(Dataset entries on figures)
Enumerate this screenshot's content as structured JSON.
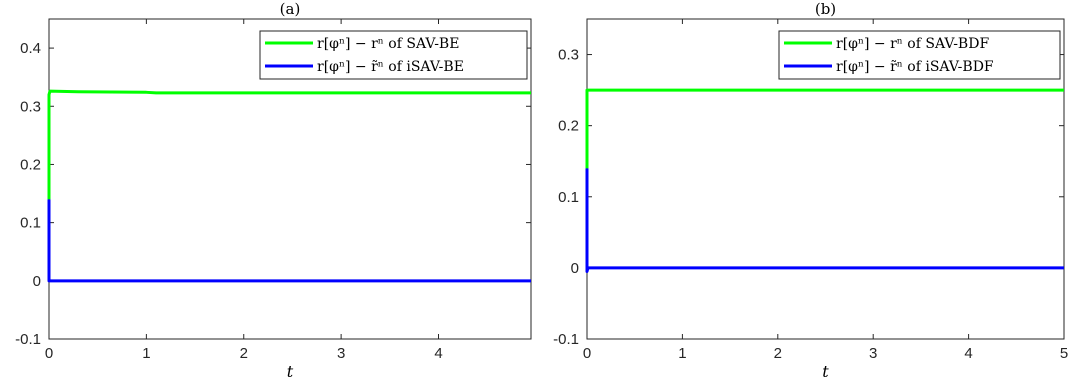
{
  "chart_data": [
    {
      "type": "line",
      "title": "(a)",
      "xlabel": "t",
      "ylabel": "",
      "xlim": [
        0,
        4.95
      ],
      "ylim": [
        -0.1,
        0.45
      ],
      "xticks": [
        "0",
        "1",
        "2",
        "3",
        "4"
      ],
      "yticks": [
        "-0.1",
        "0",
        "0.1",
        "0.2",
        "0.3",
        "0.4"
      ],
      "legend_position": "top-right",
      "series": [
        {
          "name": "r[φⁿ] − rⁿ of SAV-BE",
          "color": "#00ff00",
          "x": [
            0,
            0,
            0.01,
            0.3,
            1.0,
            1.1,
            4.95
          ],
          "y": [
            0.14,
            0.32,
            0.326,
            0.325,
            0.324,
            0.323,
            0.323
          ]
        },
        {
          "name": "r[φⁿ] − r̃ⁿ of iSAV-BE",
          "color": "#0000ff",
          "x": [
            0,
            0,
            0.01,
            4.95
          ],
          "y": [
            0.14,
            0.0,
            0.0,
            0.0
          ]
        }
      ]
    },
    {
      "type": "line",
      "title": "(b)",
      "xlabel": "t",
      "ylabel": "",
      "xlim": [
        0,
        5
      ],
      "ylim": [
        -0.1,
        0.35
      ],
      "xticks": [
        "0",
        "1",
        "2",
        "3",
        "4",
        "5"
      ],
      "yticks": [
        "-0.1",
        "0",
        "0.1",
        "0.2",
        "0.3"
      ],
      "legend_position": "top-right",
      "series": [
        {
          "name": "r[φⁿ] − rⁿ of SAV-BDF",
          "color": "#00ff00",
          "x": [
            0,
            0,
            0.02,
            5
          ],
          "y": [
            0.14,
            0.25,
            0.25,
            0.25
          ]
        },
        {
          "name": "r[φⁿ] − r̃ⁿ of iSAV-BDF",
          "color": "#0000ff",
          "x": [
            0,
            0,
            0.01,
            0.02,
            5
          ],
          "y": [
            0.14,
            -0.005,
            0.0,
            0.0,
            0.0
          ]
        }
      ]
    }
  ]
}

==

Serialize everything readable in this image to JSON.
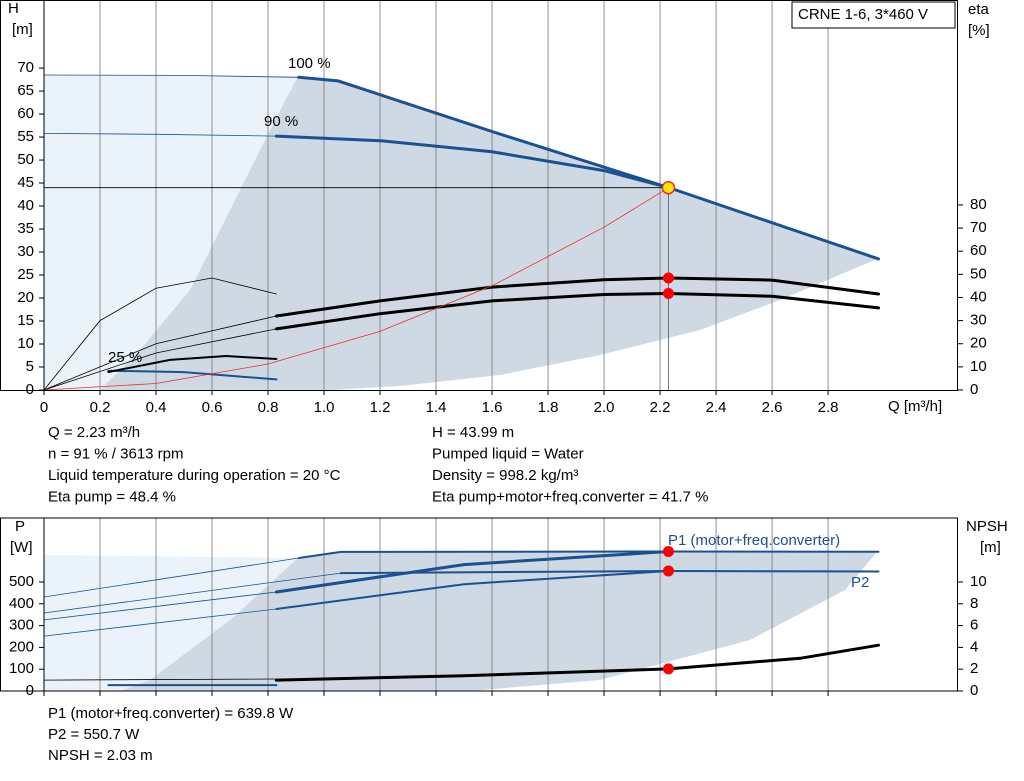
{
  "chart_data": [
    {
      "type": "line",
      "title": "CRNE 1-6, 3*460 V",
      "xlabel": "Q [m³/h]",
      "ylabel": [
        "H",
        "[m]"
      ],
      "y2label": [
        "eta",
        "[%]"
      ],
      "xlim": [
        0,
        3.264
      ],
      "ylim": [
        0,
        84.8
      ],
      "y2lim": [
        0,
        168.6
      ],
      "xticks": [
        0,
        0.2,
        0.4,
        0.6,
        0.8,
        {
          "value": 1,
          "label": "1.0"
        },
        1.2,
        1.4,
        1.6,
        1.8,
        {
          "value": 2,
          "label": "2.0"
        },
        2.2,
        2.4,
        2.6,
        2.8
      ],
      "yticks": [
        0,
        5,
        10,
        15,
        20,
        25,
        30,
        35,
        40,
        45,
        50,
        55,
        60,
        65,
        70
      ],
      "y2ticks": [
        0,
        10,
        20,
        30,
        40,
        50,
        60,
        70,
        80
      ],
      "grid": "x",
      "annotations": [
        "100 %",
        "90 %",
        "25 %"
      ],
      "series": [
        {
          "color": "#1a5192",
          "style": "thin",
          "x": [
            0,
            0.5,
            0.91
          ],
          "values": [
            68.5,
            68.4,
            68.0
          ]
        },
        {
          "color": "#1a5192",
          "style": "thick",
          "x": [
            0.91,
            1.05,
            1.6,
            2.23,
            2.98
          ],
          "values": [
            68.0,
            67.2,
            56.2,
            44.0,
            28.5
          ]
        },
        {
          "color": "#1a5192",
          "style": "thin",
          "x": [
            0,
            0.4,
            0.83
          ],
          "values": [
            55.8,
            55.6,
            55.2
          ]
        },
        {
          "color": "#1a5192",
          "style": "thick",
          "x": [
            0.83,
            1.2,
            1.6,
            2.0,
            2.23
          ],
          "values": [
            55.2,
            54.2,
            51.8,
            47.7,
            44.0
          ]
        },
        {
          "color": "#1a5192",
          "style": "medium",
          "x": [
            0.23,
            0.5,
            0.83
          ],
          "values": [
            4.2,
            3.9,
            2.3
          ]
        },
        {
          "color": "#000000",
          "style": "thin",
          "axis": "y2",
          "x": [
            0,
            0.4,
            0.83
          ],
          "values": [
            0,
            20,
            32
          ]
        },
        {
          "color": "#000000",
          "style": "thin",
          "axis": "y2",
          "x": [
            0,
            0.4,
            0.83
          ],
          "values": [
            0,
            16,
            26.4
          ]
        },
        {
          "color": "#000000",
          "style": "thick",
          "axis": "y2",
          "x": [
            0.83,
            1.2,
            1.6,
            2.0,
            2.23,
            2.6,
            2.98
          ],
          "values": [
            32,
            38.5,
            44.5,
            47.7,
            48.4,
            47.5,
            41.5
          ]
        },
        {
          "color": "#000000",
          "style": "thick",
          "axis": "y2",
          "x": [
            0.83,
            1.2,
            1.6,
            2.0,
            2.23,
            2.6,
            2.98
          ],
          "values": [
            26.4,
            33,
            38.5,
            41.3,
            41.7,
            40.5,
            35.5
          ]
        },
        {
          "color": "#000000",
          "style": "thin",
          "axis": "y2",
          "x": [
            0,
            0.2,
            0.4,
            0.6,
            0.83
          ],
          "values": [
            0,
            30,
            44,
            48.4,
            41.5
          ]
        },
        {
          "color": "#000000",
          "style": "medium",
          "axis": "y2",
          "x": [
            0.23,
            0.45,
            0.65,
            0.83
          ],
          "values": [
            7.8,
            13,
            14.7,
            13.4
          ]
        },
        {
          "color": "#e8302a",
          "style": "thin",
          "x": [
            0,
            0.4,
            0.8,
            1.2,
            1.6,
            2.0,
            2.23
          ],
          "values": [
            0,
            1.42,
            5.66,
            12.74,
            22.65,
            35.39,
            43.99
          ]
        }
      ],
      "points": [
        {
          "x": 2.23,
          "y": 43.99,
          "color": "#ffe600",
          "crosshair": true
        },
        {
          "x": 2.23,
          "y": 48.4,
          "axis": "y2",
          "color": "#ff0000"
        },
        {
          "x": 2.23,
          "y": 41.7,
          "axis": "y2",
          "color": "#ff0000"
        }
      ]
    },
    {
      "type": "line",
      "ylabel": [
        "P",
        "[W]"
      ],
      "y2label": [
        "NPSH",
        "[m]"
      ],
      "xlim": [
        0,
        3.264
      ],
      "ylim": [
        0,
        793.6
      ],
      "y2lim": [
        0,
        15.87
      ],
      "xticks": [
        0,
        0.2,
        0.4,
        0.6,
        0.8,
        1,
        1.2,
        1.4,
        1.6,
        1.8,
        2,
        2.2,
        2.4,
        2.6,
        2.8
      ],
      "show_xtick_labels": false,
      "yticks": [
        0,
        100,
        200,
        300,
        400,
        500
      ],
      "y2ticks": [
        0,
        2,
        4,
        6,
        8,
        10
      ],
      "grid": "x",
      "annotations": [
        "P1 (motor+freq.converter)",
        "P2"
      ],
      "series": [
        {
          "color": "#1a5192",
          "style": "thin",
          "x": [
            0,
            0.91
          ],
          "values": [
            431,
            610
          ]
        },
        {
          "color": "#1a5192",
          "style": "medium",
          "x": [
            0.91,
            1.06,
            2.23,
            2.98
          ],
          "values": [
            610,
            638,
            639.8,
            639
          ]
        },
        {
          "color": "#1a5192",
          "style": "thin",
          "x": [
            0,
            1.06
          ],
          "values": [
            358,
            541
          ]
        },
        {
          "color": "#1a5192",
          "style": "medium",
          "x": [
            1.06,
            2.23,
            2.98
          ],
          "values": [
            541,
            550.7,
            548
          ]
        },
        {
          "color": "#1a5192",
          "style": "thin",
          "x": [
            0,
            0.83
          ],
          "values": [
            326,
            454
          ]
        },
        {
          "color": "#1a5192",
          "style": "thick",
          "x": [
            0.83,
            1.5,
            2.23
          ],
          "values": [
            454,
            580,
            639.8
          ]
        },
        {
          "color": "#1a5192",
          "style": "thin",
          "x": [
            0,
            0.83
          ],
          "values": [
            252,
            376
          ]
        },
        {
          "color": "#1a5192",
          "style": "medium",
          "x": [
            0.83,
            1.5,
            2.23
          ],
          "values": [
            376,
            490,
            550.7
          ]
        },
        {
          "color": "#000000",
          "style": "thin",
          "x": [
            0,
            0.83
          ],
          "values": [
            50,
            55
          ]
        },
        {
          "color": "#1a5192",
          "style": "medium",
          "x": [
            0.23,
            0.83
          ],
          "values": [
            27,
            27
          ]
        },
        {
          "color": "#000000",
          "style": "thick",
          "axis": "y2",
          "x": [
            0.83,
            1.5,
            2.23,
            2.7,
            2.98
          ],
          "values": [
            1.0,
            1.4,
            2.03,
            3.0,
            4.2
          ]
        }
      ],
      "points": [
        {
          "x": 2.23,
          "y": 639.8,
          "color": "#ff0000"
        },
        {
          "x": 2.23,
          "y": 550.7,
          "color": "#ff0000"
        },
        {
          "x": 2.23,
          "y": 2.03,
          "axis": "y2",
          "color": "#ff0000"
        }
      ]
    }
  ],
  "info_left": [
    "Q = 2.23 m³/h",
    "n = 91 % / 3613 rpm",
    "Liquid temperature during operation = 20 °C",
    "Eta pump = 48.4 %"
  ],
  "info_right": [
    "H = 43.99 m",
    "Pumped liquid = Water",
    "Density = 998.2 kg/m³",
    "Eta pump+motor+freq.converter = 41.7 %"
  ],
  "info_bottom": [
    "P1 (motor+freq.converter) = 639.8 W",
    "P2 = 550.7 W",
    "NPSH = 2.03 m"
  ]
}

==

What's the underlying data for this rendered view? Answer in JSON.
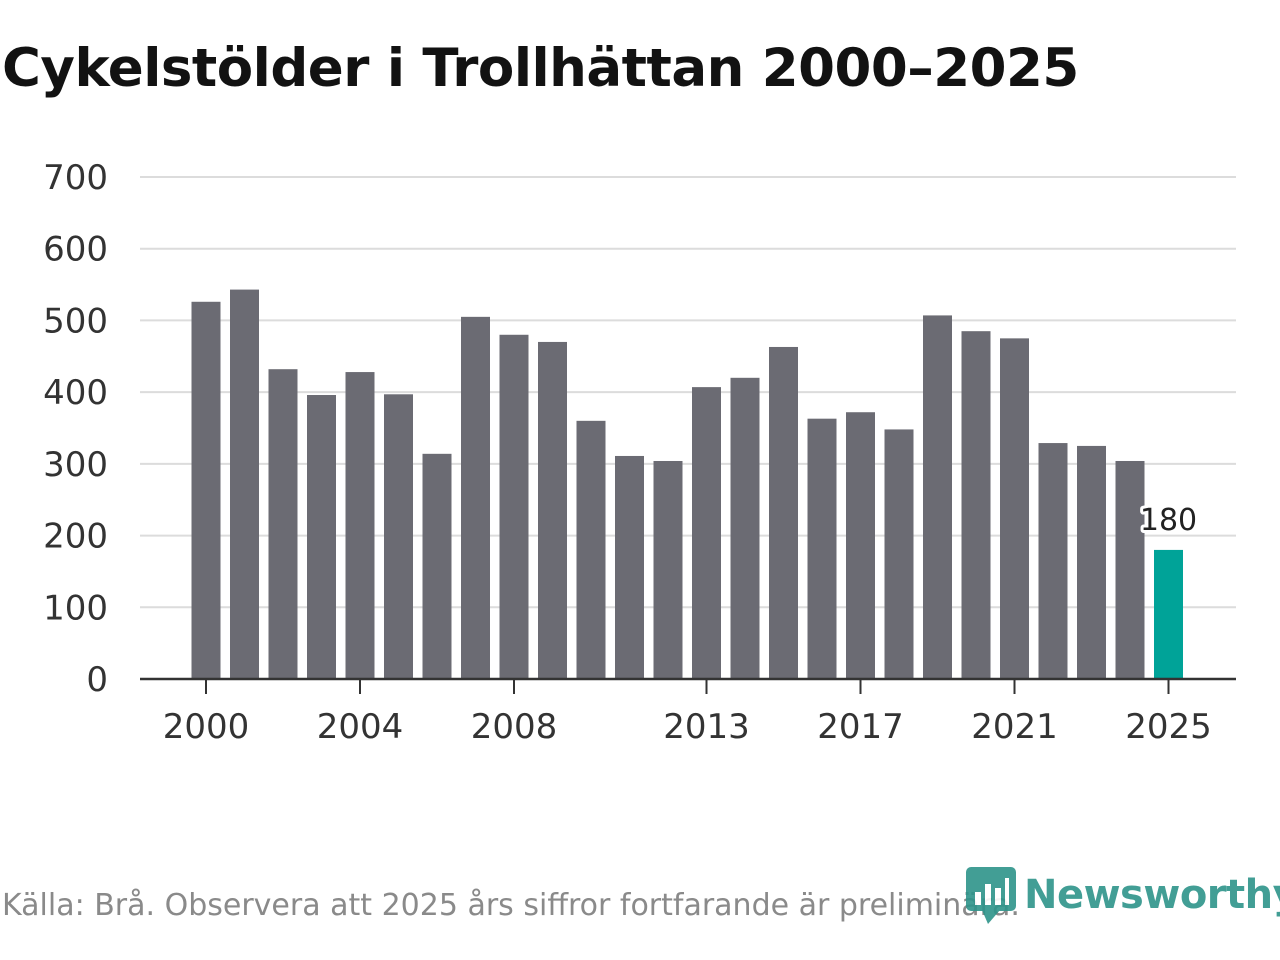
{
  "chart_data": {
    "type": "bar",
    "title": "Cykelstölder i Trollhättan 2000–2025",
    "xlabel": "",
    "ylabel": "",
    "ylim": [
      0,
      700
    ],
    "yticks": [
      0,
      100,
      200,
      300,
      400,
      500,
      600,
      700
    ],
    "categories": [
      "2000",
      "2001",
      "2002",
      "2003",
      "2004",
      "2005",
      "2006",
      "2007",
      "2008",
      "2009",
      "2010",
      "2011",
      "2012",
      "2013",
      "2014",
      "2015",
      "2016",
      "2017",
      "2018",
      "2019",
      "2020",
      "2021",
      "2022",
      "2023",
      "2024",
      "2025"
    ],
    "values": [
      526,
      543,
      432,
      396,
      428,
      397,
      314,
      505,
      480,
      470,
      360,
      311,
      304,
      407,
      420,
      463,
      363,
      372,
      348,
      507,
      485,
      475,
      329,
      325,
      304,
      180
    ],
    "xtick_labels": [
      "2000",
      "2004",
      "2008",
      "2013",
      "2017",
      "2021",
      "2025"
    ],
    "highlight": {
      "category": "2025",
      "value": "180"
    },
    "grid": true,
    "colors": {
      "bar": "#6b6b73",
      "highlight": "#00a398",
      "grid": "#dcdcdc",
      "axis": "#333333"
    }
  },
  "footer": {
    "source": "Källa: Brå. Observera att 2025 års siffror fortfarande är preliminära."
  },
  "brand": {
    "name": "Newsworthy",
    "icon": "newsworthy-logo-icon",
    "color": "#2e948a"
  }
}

__WHAT TO WORK ON__.
Work out how many lines above contain the word "name". Give only the number.

__THE RESPONSE__.
5